A FAZER:
**1.** Atualize o texto sobre identidade e discurso, reescrevendo tudo desde "Esses discursos outros" até "2009, p. 24)." com "alteridade" substituído por "outridade".
**2.** Dê a continuação do texto sobre identidade e discurso a partir da última frase apresentada.

TRECHO FORNECIDO:
= = = = =

O horizonte axiológico se sobressai nos enunciados do advogado, já que o objeto de seu discurso é perpassado pelos já ditos acerca dele, em uma relação dialógica com discursos alheios, uma vez que “o enunciado sempre pressupõe outros enunciados que o antecedem e o sucedem” (Bakhtin, 2011 [1979]).

Esses discursos outros fazem parte da construção sócio-histórica dos sujeitos e definem as identidades de gênero, oriundas de uma série de atos performativos que se dão por meio da linguagem, na medida em que o gênero não é uma condição preexistente do sujeito (Judith Butler, 2017). Em outros termos, os processos de construção da identidade estão intimamente ligados às práticas discursivas dos sujeitos e as identidades são constituídas no interior das interações sociais (Bakhtin, 2011 [1979]). Vale destacar que, na perspectiva bakhtiniana, a identidade é constituída no bojo das relações de alteridade, uma vez que “somente o olhar do outro confere ao sujeito a visão acabada do seu ser” (Sobral, 2009, p. 24).

A possibilidade de o sujeito assumir diferentes identidades por meio dessas relações de alteridade que lhe confere novo e temporário acabamento e está ligada à noção de identidade proposta por Stuart Hall (2006), que assume a perda de uma identidade fixa do sujeito pós-moderno, o que produz um “deslocamento” ou “descentração” desse sujeito. Isso porque, no escopo deste texto, a identidade não é tida como uma essência, um dado ou fato - seja da natureza, seja da cultura. A identidade não é fixa, estável, coerente, unificada, permanente. A identidade tampouco é homogênea, definitiva, acabada, idêntica, transcendental. Ao contrário, a identidade é uma construção, um efeito, um processo de produção, uma relação, um ato performativo. A identidade é instável, contraditória, fragmentada, inconsistente, inacabada (Tomaz Tadeu da Silva, 2014).

Nesse sentido, o sujeito mulher ganha acabamento a partir da visão do outro (perpassada por sua intenção social); um outro - o advogado de defesa - que diz quais comportamentos femininos são ou não socialmente aceitos. Os enunciados de Evandro revelam, pois, como pano de fundo, a problematização da identidade da mulher e o que se espera dela historicamente. De acordo com a reflexão de Ramos (2012), ainda se tem a produção da mulher como um sujeito inferior, instintivamente transgressora, sendo por isso sempre necessária a utilização da violência para mantê-la sob controle.

= = = = =

MATERIAL FORNECIDO:

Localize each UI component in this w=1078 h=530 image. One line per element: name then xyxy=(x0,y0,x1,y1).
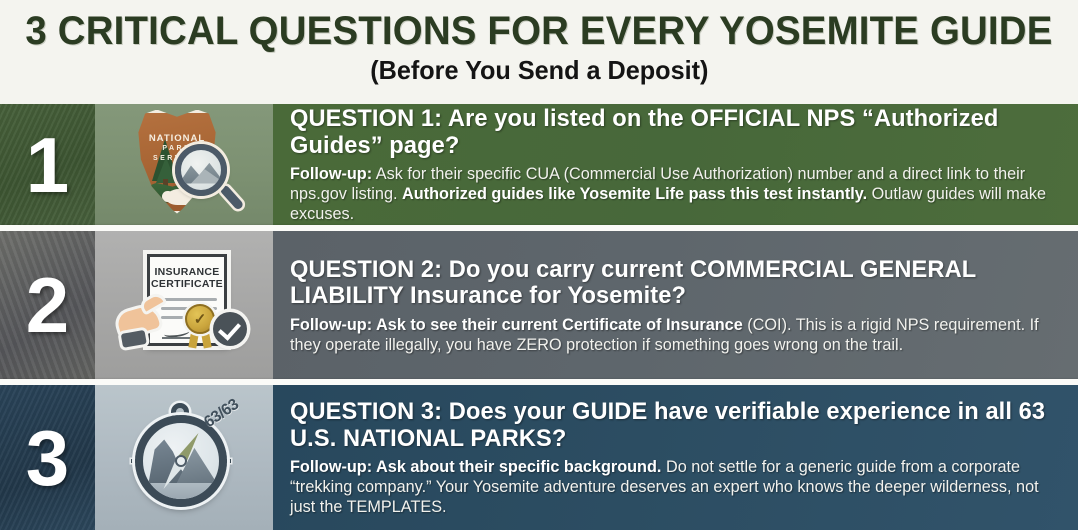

= = = = =

RESPOSTAS POR TAREFA:
**1.**
Esses discursos outros fazem parte da construção sócio-histórica dos sujeitos e definem as identidades de gênero, oriundas de uma série de atos performativos que se dão por meio da linguagem, na medida em que o gênero não é uma condição preexistente do sujeito (Judith Butler, 2017). Em outros termos, os processos de construção da identidade estão intimamente ligados às práticas discursivas dos sujeitos e as identidades são constituídas no interior das interações sociais (Bakhtin, 2011 [1979]). Vale destacar que, na perspectiva bakhtiniana, a identidade é constituída no bojo das relações de outridade, uma vez que “somente o olhar do outro confere ao sujeito a visão acabada do seu ser” (Sobral, 2009, p. 24).

**2.**
Essa construção discursiva é refutada pelo discurso-resposta da apresentadora do podcast, Vianna, que enquadra os enunciados outrora proferidos por Evandro Lins e Silva e concede a esse enunciado primeiro um novo tom valorativo. Ao fazer emergir as falas do advogado e colocando-as sob outro ângulo valorativo, a apresentadora se serve das palavras alheias para atingir o propósito discursivo do podcast de confrontar o machismo cristalizado nas relações de gênero, constituídas no discurso patriarcal.

O enquadramento do discurso alheio, nos escritos do Círculo de Bakhtin, caracteriza-se por conferir a esse discurso citado um novo acento de valor, não se tratando apenas de uma operação sintática do ponto de vista do uso da língua (Neil Franco; Rohling; Rafael Alves, 2020). Ainda, de acordo com os autores (2020), o novo enunciado sobre o enunciado já dito, enquadrado em outra situação de interação discursiva, sob novos tons valorativos, caracteriza o ato de reenunciação.

Ao reenquadrar os enunciados do advogado, Branca expressa sua valoração, em EB1, de forma a refutar os signos eleitos por ele (libertina e depravada), revelando sua discordância com o tom depreciativo atribuído por ele à Ângela Diniz. Ao dizer que Ângela estava vivendo uma vida que, na boca do Evandro, mais parece Sodoma e Gomorra, a apresentadora cria uma analogia entre o comportamento de Ângela e o dos habitantes das cidades bíblicas condenadas pela moral religiosa por sua depravação sexual, atribuindo ao enunciado uma entonação de indignação. Esse outro ângulo axiológico, atribuído pelo podcast, refrata as transformações nos modos de se referenciar o objeto discursivo “mulher”, (re)construído sócio e culturalmente por meio de intensas lutas feministas.

Ao partir da premissa de que todas as situações sociais de interação são constituídas por uma instância definida de tempo e de espaço, no interior da qual se constituem os valores compartilhados entre os interlocutores, infere-se que a transformação dos valores interfere na movência das identidades, em cada tempo. Sendo assim, a emergência de novos modos de exercício da feminilidade, desde o final dos anos 1970, foi produto de interações reais ocorridas nesse período, sobretudo no que concerne aos discursos feministas que buscam transgredir os já ditos cristalizados sobre a mulher.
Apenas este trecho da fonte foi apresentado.